━━━━━ DATA PROVIDED ━━━━━

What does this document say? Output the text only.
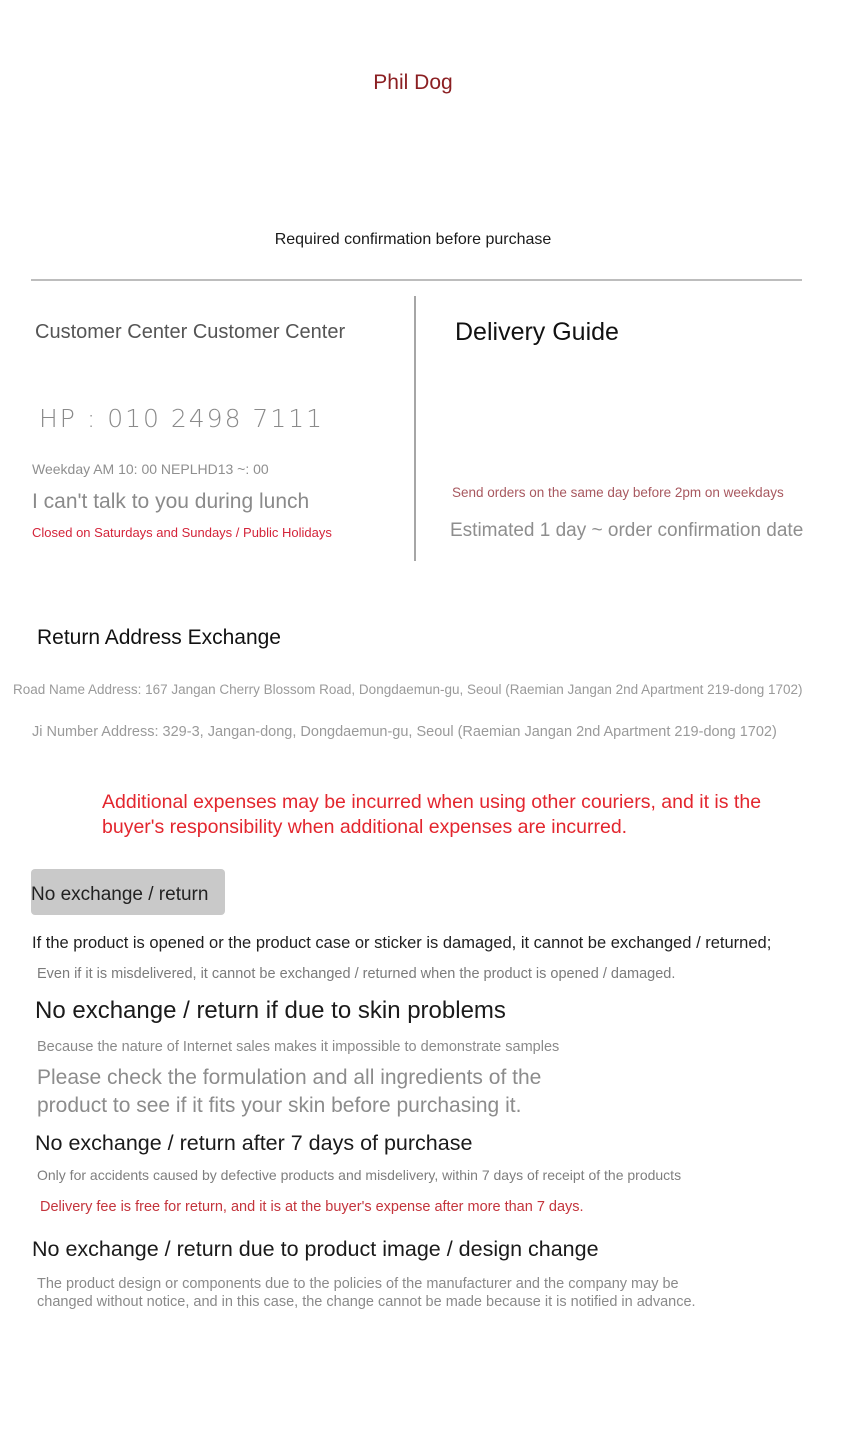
Phil Dog
Required confirmation before purchase
Customer Center Customer Center
HP : 010 2498 7111
Weekday AM 10: 00 NEPLHD13 ~: 00
I can't talk to you during lunch
Closed on Saturdays and Sundays / Public Holidays
Delivery Guide
Send orders on the same day before 2pm on weekdays
Estimated 1 day ~ order confirmation date
Return Address Exchange
Road Name Address: 167 Jangan Cherry Blossom Road, Dongdaemun-gu, Seoul (Raemian Jangan 2nd Apartment 219-dong 1702)
Ji Number Address: 329-3, Jangan-dong, Dongdaemun-gu, Seoul (Raemian Jangan 2nd Apartment 219-dong 1702)
Additional expenses may be incurred when using other couriers, and it is the buyer's responsibility when additional expenses are incurred.
No exchange / return
If the product is opened or the product case or sticker is damaged, it cannot be exchanged / returned;
Even if it is misdelivered, it cannot be exchanged / returned when the product is opened / damaged.
No exchange / return if due to skin problems
Because the nature of Internet sales makes it impossible to demonstrate samples
Please check the formulation and all ingredients of the product to see if it fits your skin before purchasing it.
No exchange / return after 7 days of purchase
Only for accidents caused by defective products and misdelivery, within 7 days of receipt of the products
Delivery fee is free for return, and it is at the buyer's expense after more than 7 days.
No exchange / return due to product image / design change
The product design or components due to the policies of the manufacturer and the company may be changed without notice, and in this case, the change cannot be made because it is notified in advance.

━━━━━

» **WHAT IS ASKED**:
Give every line above again exactly, with no pictures.

» **THE OUTPUT**:
What does this document say? Output the text only.
Phil Dog
Required confirmation before purchase
Customer Center Customer Center
HP : 010 2498 7111
Weekday AM 10: 00 NEPLHD13 ~: 00
I can't talk to you during lunch
Closed on Saturdays and Sundays / Public Holidays
Delivery Guide
Send orders on the same day before 2pm on weekdays
Estimated 1 day ~ order confirmation date
Return Address Exchange
Road Name Address: 167 Jangan Cherry Blossom Road, Dongdaemun-gu, Seoul (Raemian Jangan 2nd Apartment 219-dong 1702)
Ji Number Address: 329-3, Jangan-dong, Dongdaemun-gu, Seoul (Raemian Jangan 2nd Apartment 219-dong 1702)
Additional expenses may be incurred when using other couriers, and it is the buyer's responsibility when additional expenses are incurred.
No exchange / return
If the product is opened or the product case or sticker is damaged, it cannot be exchanged / returned;
Even if it is misdelivered, it cannot be exchanged / returned when the product is opened / damaged.
No exchange / return if due to skin problems
Because the nature of Internet sales makes it impossible to demonstrate samples
Please check the formulation and all ingredients of the product to see if it fits your skin before purchasing it.
No exchange / return after 7 days of purchase
Only for accidents caused by defective products and misdelivery, within 7 days of receipt of the products
Delivery fee is free for return, and it is at the buyer's expense after more than 7 days.
No exchange / return due to product image / design change
The product design or components due to the policies of the manufacturer and the company may be changed without notice, and in this case, the change cannot be made because it is notified in advance.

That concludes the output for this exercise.